Data items

Start

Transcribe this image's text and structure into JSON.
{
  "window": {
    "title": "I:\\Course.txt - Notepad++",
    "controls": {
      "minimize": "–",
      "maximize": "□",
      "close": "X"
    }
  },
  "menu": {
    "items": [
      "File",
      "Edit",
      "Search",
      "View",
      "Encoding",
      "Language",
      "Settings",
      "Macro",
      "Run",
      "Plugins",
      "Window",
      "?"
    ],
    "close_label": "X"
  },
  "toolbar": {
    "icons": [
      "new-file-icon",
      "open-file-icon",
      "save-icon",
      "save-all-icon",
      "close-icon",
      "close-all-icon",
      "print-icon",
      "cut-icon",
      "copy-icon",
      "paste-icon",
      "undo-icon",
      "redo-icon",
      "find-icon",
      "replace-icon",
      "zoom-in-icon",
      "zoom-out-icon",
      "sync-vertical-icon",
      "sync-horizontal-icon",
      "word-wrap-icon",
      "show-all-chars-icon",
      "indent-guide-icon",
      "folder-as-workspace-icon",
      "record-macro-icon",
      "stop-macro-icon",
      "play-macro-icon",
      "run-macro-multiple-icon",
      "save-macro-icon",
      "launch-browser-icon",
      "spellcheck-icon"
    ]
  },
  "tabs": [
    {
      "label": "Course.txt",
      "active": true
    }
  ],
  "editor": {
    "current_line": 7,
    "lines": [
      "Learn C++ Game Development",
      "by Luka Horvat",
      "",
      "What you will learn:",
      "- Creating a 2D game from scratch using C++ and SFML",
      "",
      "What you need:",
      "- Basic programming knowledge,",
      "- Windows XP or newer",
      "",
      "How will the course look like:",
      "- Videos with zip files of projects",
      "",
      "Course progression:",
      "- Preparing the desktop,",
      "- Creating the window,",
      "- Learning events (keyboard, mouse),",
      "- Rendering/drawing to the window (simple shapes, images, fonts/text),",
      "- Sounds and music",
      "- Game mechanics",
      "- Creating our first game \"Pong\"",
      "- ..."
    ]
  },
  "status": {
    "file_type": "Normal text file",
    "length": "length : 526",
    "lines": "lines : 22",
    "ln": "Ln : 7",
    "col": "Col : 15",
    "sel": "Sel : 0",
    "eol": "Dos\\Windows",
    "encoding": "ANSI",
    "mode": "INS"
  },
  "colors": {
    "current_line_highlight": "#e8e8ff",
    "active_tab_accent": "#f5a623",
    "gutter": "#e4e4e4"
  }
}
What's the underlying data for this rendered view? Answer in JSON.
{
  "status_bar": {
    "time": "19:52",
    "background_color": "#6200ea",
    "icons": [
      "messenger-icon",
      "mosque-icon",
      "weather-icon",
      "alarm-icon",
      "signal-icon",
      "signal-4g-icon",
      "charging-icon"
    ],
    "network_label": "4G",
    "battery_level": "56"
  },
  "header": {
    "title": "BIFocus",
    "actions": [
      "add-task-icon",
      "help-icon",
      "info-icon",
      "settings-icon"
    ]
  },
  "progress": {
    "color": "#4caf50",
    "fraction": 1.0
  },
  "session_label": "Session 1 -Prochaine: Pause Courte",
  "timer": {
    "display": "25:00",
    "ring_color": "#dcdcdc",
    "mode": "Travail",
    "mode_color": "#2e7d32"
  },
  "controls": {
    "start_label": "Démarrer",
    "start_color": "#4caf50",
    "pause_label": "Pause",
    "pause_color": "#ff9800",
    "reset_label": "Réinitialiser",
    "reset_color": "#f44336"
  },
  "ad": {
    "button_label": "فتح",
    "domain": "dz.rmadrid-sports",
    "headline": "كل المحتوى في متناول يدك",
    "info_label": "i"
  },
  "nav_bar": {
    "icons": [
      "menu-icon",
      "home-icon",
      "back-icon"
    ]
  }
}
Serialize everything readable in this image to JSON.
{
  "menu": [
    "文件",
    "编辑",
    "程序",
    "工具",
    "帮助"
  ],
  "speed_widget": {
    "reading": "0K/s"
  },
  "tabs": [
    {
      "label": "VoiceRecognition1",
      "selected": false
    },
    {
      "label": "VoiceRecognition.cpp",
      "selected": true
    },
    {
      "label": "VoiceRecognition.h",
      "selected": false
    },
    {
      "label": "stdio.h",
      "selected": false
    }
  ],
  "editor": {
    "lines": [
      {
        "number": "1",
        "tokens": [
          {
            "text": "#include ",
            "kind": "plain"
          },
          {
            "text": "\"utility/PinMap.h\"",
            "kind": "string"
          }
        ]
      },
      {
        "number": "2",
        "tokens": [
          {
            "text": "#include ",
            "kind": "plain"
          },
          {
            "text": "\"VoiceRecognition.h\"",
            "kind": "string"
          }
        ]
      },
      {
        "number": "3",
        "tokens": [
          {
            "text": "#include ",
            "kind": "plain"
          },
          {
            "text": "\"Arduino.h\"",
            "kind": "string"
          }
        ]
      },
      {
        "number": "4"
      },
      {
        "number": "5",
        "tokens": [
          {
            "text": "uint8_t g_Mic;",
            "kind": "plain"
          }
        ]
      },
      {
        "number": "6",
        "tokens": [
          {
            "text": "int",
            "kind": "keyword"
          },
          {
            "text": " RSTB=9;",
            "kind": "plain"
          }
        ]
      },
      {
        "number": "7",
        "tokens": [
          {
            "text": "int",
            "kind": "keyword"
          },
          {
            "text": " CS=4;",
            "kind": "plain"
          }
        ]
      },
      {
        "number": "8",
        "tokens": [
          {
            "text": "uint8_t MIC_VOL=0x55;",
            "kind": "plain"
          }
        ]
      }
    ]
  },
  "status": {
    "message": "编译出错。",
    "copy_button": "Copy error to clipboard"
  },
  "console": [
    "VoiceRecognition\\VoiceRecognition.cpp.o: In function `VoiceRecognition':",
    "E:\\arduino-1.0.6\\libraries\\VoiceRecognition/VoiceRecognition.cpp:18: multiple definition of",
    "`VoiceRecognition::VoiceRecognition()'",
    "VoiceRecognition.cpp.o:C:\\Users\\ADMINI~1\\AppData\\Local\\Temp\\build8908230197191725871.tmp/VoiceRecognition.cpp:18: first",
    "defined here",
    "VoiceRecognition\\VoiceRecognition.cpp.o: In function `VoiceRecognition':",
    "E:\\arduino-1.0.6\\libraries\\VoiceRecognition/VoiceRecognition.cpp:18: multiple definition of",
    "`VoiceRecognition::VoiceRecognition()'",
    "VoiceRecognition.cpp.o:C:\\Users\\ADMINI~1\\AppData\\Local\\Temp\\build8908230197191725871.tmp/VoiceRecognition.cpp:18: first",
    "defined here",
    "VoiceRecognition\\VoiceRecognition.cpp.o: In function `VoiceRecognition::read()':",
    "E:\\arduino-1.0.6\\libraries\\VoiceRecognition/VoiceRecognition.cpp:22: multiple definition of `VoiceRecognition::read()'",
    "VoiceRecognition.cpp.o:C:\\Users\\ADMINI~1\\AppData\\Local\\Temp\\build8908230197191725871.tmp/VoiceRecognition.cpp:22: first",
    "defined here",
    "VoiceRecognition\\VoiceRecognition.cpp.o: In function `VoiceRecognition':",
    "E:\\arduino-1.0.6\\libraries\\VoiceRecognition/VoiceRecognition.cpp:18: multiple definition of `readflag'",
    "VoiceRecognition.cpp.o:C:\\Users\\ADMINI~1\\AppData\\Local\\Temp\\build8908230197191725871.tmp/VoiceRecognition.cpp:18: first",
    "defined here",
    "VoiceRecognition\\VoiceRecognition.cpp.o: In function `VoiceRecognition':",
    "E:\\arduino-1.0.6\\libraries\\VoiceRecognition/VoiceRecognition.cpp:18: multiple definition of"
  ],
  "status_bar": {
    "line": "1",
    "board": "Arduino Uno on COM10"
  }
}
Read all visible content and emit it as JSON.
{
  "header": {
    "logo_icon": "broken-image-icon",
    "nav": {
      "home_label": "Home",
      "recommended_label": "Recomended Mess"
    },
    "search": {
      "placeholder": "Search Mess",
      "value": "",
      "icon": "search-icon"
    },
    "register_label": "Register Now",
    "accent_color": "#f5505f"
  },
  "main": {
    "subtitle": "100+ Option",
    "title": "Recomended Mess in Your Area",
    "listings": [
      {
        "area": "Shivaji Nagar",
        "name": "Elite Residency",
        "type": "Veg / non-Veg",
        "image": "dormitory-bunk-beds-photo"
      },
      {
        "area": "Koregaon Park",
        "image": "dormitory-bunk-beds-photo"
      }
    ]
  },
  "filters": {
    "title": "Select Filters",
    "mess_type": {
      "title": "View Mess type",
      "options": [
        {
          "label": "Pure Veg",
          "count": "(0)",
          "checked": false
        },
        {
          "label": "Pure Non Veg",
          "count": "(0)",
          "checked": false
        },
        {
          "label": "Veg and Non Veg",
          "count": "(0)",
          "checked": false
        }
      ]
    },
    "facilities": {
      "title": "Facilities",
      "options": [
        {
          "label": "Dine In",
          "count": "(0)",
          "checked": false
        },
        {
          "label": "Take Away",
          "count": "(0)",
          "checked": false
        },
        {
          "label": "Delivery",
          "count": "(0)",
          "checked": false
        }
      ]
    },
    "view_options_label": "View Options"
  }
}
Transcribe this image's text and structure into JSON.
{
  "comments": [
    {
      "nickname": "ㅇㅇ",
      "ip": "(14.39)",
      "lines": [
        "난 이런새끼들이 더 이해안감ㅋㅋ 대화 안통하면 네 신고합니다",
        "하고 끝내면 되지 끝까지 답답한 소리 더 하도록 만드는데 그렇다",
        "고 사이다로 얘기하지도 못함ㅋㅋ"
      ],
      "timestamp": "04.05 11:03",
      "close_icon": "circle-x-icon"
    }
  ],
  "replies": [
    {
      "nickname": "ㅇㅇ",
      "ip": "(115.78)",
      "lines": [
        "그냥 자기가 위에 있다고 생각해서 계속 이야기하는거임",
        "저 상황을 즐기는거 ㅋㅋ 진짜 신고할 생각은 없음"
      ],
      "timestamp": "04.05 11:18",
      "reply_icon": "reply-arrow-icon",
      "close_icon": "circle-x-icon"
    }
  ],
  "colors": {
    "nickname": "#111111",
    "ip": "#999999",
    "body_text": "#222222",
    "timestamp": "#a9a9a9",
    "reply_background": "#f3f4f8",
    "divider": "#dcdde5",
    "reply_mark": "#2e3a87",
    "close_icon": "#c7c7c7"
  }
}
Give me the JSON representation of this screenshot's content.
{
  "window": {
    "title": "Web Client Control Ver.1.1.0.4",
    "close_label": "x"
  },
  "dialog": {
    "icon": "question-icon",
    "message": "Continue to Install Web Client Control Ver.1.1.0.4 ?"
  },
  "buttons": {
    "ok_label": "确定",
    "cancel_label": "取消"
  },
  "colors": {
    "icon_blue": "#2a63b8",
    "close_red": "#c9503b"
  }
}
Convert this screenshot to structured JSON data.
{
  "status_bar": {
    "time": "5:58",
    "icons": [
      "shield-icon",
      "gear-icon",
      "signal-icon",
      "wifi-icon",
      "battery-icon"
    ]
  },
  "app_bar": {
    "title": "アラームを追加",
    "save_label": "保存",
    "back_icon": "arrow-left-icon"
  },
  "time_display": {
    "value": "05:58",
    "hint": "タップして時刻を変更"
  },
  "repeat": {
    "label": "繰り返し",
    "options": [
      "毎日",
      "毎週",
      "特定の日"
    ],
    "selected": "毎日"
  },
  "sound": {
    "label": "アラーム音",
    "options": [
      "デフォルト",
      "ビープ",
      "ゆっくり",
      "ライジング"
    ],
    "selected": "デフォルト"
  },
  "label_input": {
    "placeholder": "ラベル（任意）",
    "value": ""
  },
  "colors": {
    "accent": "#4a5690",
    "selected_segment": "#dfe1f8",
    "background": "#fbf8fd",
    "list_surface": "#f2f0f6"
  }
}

End

*EXERCISE INSTRUCTIONS:*
Set down exactly what runs from the line with "Convert this screenshot" to the last line of the data above, including both of those lines and no others.

*RESPONSE TO THE TASK:*
Convert this screenshot to structured JSON data.
{
  "status_bar": {
    "time": "5:58",
    "icons": [
      "shield-icon",
      "gear-icon",
      "signal-icon",
      "wifi-icon",
      "battery-icon"
    ]
  },
  "app_bar": {
    "title": "アラームを追加",
    "save_label": "保存",
    "back_icon": "arrow-left-icon"
  },
  "time_display": {
    "value": "05:58",
    "hint": "タップして時刻を変更"
  },
  "repeat": {
    "label": "繰り返し",
    "options": [
      "毎日",
      "毎週",
      "特定の日"
    ],
    "selected": "毎日"
  },
  "sound": {
    "label": "アラーム音",
    "options": [
      "デフォルト",
      "ビープ",
      "ゆっくり",
      "ライジング"
    ],
    "selected": "デフォルト"
  },
  "label_input": {
    "placeholder": "ラベル（任意）",
    "value": ""
  },
  "colors": {
    "accent": "#4a5690",
    "selected_segment": "#dfe1f8",
    "background": "#fbf8fd",
    "list_surface": "#f2f0f6"
  }
}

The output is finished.